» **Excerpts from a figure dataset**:
=======

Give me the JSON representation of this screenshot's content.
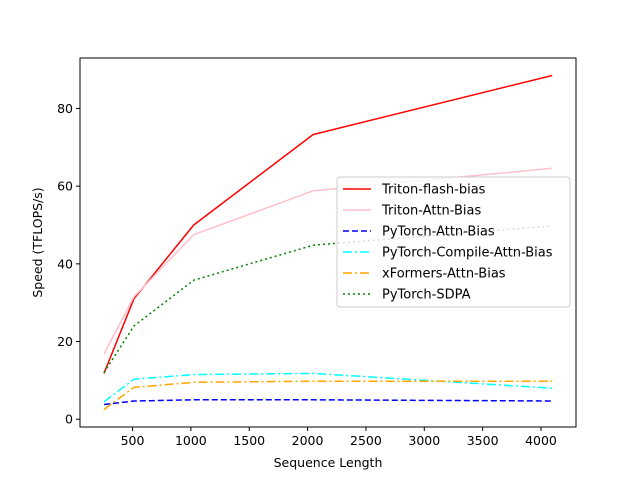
{
  "chart_data": {
    "type": "line",
    "title": "",
    "xlabel": "Sequence Length",
    "ylabel": "Speed (TFLOPS/s)",
    "xlim": [
      50,
      4300
    ],
    "ylim": [
      -2,
      93
    ],
    "xticks": [
      500,
      1000,
      1500,
      2000,
      2500,
      3000,
      3500,
      4000
    ],
    "yticks": [
      0,
      20,
      40,
      60,
      80
    ],
    "grid": false,
    "legend_position": "center-right",
    "x": [
      256,
      512,
      1024,
      2048,
      4096
    ],
    "series": [
      {
        "name": "Triton-flash-bias",
        "values": [
          11.8,
          31.0,
          50.0,
          73.3,
          88.5
        ],
        "color": "#ff0000",
        "dash": "solid"
      },
      {
        "name": "Triton-Attn-Bias",
        "values": [
          16.8,
          31.5,
          47.5,
          58.8,
          64.6
        ],
        "color": "#ffc0cb",
        "dash": "solid"
      },
      {
        "name": "PyTorch-Attn-Bias",
        "values": [
          3.8,
          4.7,
          5.0,
          5.0,
          4.7
        ],
        "color": "#0000ff",
        "dash": "dashed"
      },
      {
        "name": "PyTorch-Compile-Attn-Bias",
        "values": [
          4.5,
          10.3,
          11.5,
          11.8,
          8.0
        ],
        "color": "#00ffff",
        "dash": "dashdot"
      },
      {
        "name": "xFormers-Attn-Bias",
        "values": [
          2.5,
          8.2,
          9.5,
          9.8,
          9.8
        ],
        "color": "#ffa500",
        "dash": "dashdot"
      },
      {
        "name": "PyTorch-SDPA",
        "values": [
          12.0,
          24.0,
          35.8,
          44.8,
          49.8
        ],
        "color": "#008000",
        "dash": "dotted"
      }
    ]
  }
}
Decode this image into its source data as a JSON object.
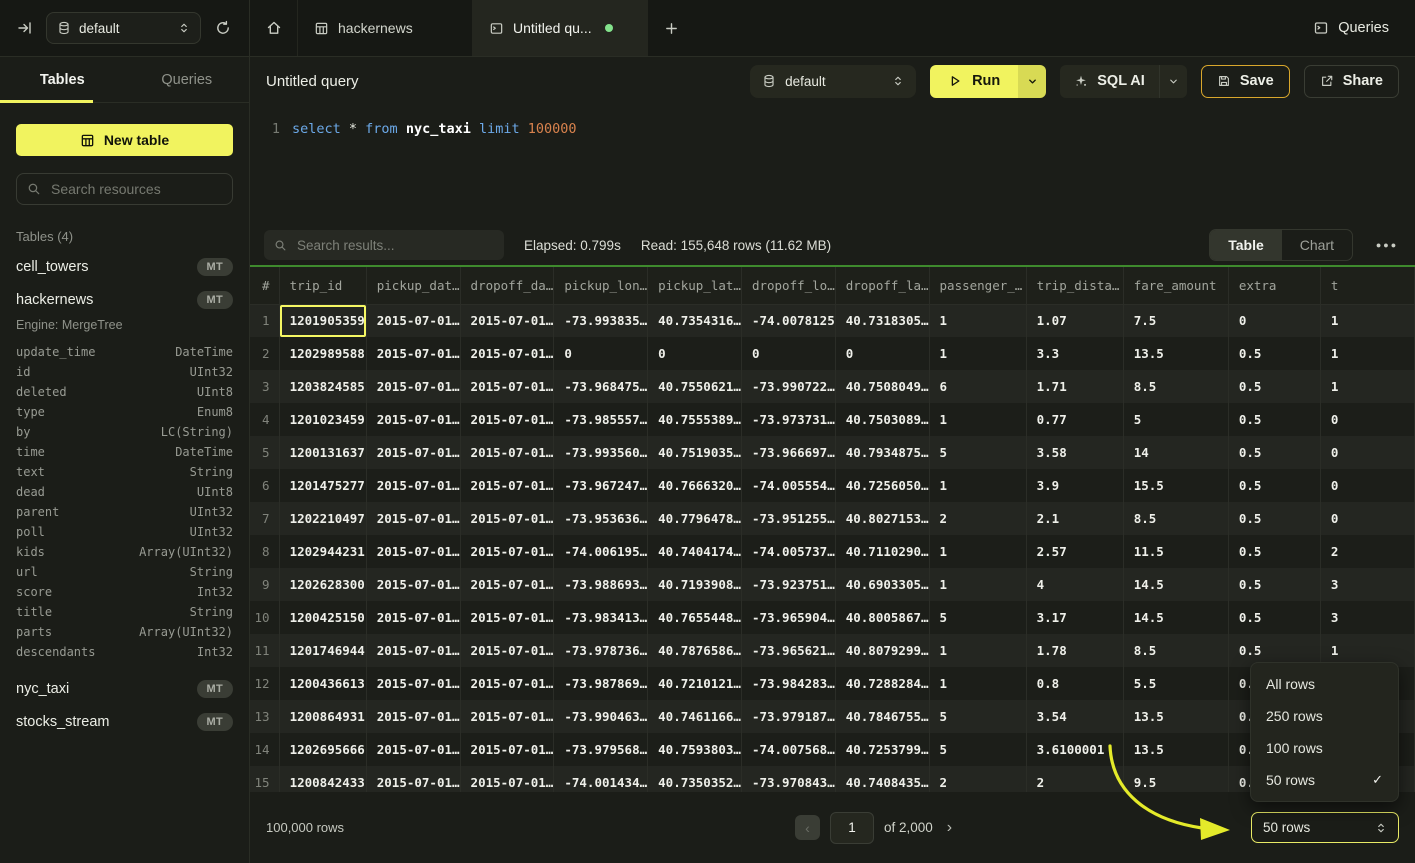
{
  "topbar": {
    "database_selector": "default",
    "tabs": [
      {
        "label": "hackernews"
      },
      {
        "label": "Untitled qu...",
        "active": true,
        "unsaved_dot": true
      }
    ],
    "queries_link": "Queries"
  },
  "sidebar": {
    "tabs": [
      "Tables",
      "Queries"
    ],
    "new_table_label": "New table",
    "search_placeholder": "Search resources",
    "section_label": "Tables (4)",
    "tables": [
      {
        "name": "cell_towers",
        "badge": "MT"
      },
      {
        "name": "hackernews",
        "badge": "MT",
        "engine": "Engine: MergeTree",
        "columns": [
          [
            "update_time",
            "DateTime"
          ],
          [
            "id",
            "UInt32"
          ],
          [
            "deleted",
            "UInt8"
          ],
          [
            "type",
            "Enum8"
          ],
          [
            "by",
            "LC(String)"
          ],
          [
            "time",
            "DateTime"
          ],
          [
            "text",
            "String"
          ],
          [
            "dead",
            "UInt8"
          ],
          [
            "parent",
            "UInt32"
          ],
          [
            "poll",
            "UInt32"
          ],
          [
            "kids",
            "Array(UInt32)"
          ],
          [
            "url",
            "String"
          ],
          [
            "score",
            "Int32"
          ],
          [
            "title",
            "String"
          ],
          [
            "parts",
            "Array(UInt32)"
          ],
          [
            "descendants",
            "Int32"
          ]
        ]
      },
      {
        "name": "nyc_taxi",
        "badge": "MT"
      },
      {
        "name": "stocks_stream",
        "badge": "MT"
      }
    ]
  },
  "query": {
    "title": "Untitled query",
    "database": "default",
    "run_label": "Run",
    "sql_ai_label": "SQL AI",
    "save_label": "Save",
    "share_label": "Share",
    "editor": {
      "line_number": "1",
      "tokens": [
        {
          "text": "select ",
          "type": "keyword"
        },
        {
          "text": "* ",
          "type": "plain"
        },
        {
          "text": "from ",
          "type": "keyword"
        },
        {
          "text": "nyc_taxi ",
          "type": "identifier"
        },
        {
          "text": "limit ",
          "type": "keyword"
        },
        {
          "text": "100000",
          "type": "number"
        }
      ]
    }
  },
  "results": {
    "search_placeholder": "Search results...",
    "elapsed": "Elapsed: 0.799s",
    "read": "Read: 155,648 rows (11.62 MB)",
    "view_toggle": [
      "Table",
      "Chart"
    ],
    "active_view": "Table",
    "table": {
      "headers": [
        "#",
        "trip_id",
        "pickup_dat…",
        "dropoff_da…",
        "pickup_lon…",
        "pickup_lat…",
        "dropoff_lo…",
        "dropoff_la…",
        "passenger_…",
        "trip_dista…",
        "fare_amount",
        "extra",
        "t"
      ],
      "selected_cell": {
        "row": 0,
        "col": 0
      },
      "rows": [
        [
          "1201905359",
          "2015-07-01…",
          "2015-07-01…",
          "-73.993835…",
          "40.7354316…",
          "-74.0078125",
          "40.7318305…",
          "1",
          "1.07",
          "7.5",
          "0",
          "1"
        ],
        [
          "1202989588",
          "2015-07-01…",
          "2015-07-01…",
          "0",
          "0",
          "0",
          "0",
          "1",
          "3.3",
          "13.5",
          "0.5",
          "1"
        ],
        [
          "1203824585",
          "2015-07-01…",
          "2015-07-01…",
          "-73.968475…",
          "40.7550621…",
          "-73.990722…",
          "40.7508049…",
          "6",
          "1.71",
          "8.5",
          "0.5",
          "1"
        ],
        [
          "1201023459",
          "2015-07-01…",
          "2015-07-01…",
          "-73.985557…",
          "40.7555389…",
          "-73.973731…",
          "40.7503089…",
          "1",
          "0.77",
          "5",
          "0.5",
          "0"
        ],
        [
          "1200131637",
          "2015-07-01…",
          "2015-07-01…",
          "-73.993560…",
          "40.7519035…",
          "-73.966697…",
          "40.7934875…",
          "5",
          "3.58",
          "14",
          "0.5",
          "0"
        ],
        [
          "1201475277",
          "2015-07-01…",
          "2015-07-01…",
          "-73.967247…",
          "40.7666320…",
          "-74.005554…",
          "40.7256050…",
          "1",
          "3.9",
          "15.5",
          "0.5",
          "0"
        ],
        [
          "1202210497",
          "2015-07-01…",
          "2015-07-01…",
          "-73.953636…",
          "40.7796478…",
          "-73.951255…",
          "40.8027153…",
          "2",
          "2.1",
          "8.5",
          "0.5",
          "0"
        ],
        [
          "1202944231",
          "2015-07-01…",
          "2015-07-01…",
          "-74.006195…",
          "40.7404174…",
          "-74.005737…",
          "40.7110290…",
          "1",
          "2.57",
          "11.5",
          "0.5",
          "2"
        ],
        [
          "1202628300",
          "2015-07-01…",
          "2015-07-01…",
          "-73.988693…",
          "40.7193908…",
          "-73.923751…",
          "40.6903305…",
          "1",
          "4",
          "14.5",
          "0.5",
          "3"
        ],
        [
          "1200425150",
          "2015-07-01…",
          "2015-07-01…",
          "-73.983413…",
          "40.7655448…",
          "-73.965904…",
          "40.8005867…",
          "5",
          "3.17",
          "14.5",
          "0.5",
          "3"
        ],
        [
          "1201746944",
          "2015-07-01…",
          "2015-07-01…",
          "-73.978736…",
          "40.7876586…",
          "-73.965621…",
          "40.8079299…",
          "1",
          "1.78",
          "8.5",
          "0.5",
          "1"
        ],
        [
          "1200436613",
          "2015-07-01…",
          "2015-07-01…",
          "-73.987869…",
          "40.7210121…",
          "-73.984283…",
          "40.7288284…",
          "1",
          "0.8",
          "5.5",
          "0.5",
          ""
        ],
        [
          "1200864931",
          "2015-07-01…",
          "2015-07-01…",
          "-73.990463…",
          "40.7461166…",
          "-73.979187…",
          "40.7846755…",
          "5",
          "3.54",
          "13.5",
          "0.5",
          ""
        ],
        [
          "1202695666",
          "2015-07-01…",
          "2015-07-01…",
          "-73.979568…",
          "40.7593803…",
          "-74.007568…",
          "40.7253799…",
          "5",
          "3.6100001",
          "13.5",
          "0.5",
          ""
        ],
        [
          "1200842433",
          "2015-07-01…",
          "2015-07-01…",
          "-74.001434…",
          "40.7350352…",
          "-73.970843…",
          "40.7408435…",
          "2",
          "2",
          "9.5",
          "0.5",
          ""
        ]
      ]
    },
    "footer": {
      "total": "100,000 rows",
      "page": "1",
      "of_label": "of 2,000",
      "page_size": "50 rows"
    }
  },
  "page_size_menu": {
    "items": [
      {
        "label": "All rows"
      },
      {
        "label": "250 rows"
      },
      {
        "label": "100 rows"
      },
      {
        "label": "50 rows",
        "checked": true
      }
    ]
  },
  "colors": {
    "accent": "#f1f35f",
    "run_split": "#d8da54",
    "save_border": "#d9a72c",
    "green_dot": "#83e38c",
    "table_topline": "#3e8a2d",
    "sql_keyword": "#6ca9e8",
    "sql_number": "#d8824d",
    "annotation_arrow": "#e4ea2a",
    "selection": "#f5f763"
  }
}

=======

» **Task objective**: Return only those lines of the records that contain the string "Untitled".

» **Answer for the task**:
        "label": "Untitled qu...",
    "title": "Untitled query",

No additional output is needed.